WORK TO BE COMPLETED
Using the records below, please work out how many lines contain "المرسوم"; answer with the number alone.

DATA FOR PROCESSING
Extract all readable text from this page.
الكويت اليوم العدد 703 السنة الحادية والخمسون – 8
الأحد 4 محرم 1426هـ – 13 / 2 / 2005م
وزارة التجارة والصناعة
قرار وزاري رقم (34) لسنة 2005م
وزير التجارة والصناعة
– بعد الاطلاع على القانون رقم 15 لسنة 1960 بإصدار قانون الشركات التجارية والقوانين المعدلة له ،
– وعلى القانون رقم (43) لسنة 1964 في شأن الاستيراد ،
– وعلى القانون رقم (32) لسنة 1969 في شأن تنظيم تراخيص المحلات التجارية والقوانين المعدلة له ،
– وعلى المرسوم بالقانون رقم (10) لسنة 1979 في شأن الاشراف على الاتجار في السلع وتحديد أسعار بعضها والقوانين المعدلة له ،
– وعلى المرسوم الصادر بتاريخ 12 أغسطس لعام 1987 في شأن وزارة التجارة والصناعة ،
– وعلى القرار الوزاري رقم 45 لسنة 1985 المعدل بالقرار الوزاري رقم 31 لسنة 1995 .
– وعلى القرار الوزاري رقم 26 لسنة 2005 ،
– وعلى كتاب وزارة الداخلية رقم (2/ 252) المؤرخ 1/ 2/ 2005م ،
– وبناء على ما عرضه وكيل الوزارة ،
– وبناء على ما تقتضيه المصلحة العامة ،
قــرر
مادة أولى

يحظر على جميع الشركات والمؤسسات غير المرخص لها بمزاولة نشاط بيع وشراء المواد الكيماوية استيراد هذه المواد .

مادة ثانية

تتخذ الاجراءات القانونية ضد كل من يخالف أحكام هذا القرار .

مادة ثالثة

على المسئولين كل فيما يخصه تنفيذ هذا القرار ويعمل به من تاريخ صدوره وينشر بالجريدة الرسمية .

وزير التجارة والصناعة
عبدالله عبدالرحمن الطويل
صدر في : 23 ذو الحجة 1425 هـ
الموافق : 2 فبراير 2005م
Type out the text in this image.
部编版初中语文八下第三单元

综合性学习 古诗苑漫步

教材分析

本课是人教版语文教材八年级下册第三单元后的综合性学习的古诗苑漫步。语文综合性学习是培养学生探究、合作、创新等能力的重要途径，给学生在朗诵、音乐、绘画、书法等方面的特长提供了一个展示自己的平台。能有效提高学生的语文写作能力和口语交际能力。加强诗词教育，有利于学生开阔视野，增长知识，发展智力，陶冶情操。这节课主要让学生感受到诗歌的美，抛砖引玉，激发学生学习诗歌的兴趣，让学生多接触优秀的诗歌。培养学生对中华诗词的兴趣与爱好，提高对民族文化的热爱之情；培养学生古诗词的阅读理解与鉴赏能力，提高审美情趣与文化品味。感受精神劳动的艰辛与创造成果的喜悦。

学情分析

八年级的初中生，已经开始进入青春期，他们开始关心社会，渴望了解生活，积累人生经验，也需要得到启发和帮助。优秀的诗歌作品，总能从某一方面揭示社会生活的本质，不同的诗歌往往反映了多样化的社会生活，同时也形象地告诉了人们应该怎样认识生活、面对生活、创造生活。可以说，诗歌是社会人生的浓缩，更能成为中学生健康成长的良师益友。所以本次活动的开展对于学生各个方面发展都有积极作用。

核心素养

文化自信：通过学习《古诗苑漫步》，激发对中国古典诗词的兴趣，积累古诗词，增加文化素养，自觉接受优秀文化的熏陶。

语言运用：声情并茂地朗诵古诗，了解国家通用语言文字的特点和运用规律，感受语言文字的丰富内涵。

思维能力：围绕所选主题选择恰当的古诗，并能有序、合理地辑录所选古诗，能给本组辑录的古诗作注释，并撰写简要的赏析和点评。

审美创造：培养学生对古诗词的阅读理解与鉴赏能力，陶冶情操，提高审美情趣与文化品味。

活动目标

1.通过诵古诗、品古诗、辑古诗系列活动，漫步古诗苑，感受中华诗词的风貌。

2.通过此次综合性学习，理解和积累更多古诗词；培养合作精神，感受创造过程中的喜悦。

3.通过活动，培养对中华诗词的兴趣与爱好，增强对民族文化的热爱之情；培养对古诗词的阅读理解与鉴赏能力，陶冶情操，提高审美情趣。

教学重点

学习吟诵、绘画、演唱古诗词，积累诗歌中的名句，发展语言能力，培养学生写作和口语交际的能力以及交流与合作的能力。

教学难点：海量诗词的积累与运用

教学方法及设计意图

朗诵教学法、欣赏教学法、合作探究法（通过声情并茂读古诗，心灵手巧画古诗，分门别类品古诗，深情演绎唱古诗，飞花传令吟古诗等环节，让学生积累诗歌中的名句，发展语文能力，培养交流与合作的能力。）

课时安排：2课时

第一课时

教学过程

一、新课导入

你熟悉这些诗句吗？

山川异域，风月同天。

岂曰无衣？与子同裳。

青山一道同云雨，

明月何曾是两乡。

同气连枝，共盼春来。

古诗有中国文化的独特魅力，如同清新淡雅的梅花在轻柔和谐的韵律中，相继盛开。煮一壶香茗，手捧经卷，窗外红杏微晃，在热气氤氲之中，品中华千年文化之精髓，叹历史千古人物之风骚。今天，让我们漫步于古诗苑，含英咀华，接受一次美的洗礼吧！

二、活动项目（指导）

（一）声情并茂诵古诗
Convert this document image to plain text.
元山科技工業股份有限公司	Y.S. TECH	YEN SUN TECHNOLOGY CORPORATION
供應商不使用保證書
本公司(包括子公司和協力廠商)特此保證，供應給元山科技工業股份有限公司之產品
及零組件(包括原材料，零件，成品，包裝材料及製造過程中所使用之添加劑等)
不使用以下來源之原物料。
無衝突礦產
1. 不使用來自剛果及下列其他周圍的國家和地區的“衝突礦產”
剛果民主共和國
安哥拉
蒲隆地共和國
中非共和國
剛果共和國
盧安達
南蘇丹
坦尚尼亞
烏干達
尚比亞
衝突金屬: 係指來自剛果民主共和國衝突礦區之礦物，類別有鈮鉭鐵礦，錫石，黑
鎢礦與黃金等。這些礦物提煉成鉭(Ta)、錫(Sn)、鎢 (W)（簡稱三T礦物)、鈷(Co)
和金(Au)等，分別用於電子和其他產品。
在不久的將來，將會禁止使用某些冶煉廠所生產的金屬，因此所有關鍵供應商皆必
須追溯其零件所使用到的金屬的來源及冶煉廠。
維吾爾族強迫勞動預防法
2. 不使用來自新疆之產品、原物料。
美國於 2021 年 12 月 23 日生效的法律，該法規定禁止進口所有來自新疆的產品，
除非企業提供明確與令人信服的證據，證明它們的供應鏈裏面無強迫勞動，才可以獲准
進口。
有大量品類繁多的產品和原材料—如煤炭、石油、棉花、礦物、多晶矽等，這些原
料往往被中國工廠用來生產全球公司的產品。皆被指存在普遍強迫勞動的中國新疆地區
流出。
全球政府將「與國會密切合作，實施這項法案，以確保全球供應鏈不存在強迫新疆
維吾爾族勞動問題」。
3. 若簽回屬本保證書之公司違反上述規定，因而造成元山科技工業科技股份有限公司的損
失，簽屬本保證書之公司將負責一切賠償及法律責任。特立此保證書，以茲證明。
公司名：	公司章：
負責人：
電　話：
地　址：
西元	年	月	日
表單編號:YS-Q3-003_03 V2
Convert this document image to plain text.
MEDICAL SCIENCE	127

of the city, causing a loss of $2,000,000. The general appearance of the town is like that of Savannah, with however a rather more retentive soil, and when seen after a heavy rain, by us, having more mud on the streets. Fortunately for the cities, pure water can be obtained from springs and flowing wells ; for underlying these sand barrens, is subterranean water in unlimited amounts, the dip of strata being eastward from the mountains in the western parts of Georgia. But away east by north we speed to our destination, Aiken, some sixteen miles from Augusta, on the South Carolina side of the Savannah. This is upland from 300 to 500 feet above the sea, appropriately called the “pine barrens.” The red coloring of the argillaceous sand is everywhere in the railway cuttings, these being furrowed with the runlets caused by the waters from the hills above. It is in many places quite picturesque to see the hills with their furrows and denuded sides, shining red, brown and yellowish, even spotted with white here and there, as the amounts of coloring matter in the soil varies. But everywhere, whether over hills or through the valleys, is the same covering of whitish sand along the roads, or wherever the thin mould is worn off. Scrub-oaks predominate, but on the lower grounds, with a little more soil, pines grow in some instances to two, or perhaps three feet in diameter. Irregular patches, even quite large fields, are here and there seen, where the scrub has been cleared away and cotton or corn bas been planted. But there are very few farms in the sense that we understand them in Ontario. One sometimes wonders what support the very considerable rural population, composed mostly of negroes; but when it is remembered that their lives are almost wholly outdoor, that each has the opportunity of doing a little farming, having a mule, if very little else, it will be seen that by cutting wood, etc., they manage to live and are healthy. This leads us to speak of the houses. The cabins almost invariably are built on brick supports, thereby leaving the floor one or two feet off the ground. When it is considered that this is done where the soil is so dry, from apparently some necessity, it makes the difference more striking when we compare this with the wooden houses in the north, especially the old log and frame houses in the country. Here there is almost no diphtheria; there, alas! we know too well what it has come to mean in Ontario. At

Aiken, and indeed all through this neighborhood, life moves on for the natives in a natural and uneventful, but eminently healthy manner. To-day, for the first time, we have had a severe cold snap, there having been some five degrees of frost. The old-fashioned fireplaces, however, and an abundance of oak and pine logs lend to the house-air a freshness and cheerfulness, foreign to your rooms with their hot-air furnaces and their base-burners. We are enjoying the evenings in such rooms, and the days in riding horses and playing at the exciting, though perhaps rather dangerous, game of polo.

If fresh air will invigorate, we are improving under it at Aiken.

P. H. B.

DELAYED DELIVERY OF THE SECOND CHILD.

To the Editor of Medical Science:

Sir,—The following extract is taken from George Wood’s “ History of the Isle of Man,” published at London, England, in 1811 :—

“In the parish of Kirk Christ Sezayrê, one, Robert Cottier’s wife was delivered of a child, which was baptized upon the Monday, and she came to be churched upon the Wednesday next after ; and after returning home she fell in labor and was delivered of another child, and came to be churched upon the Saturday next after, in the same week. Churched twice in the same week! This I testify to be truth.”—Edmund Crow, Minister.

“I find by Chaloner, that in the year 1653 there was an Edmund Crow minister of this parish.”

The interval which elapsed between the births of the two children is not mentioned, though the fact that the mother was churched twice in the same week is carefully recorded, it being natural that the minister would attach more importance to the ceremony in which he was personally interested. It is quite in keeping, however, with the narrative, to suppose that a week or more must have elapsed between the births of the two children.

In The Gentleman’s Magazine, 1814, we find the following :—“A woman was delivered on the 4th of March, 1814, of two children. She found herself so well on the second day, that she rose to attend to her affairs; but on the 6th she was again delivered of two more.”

REPLY
2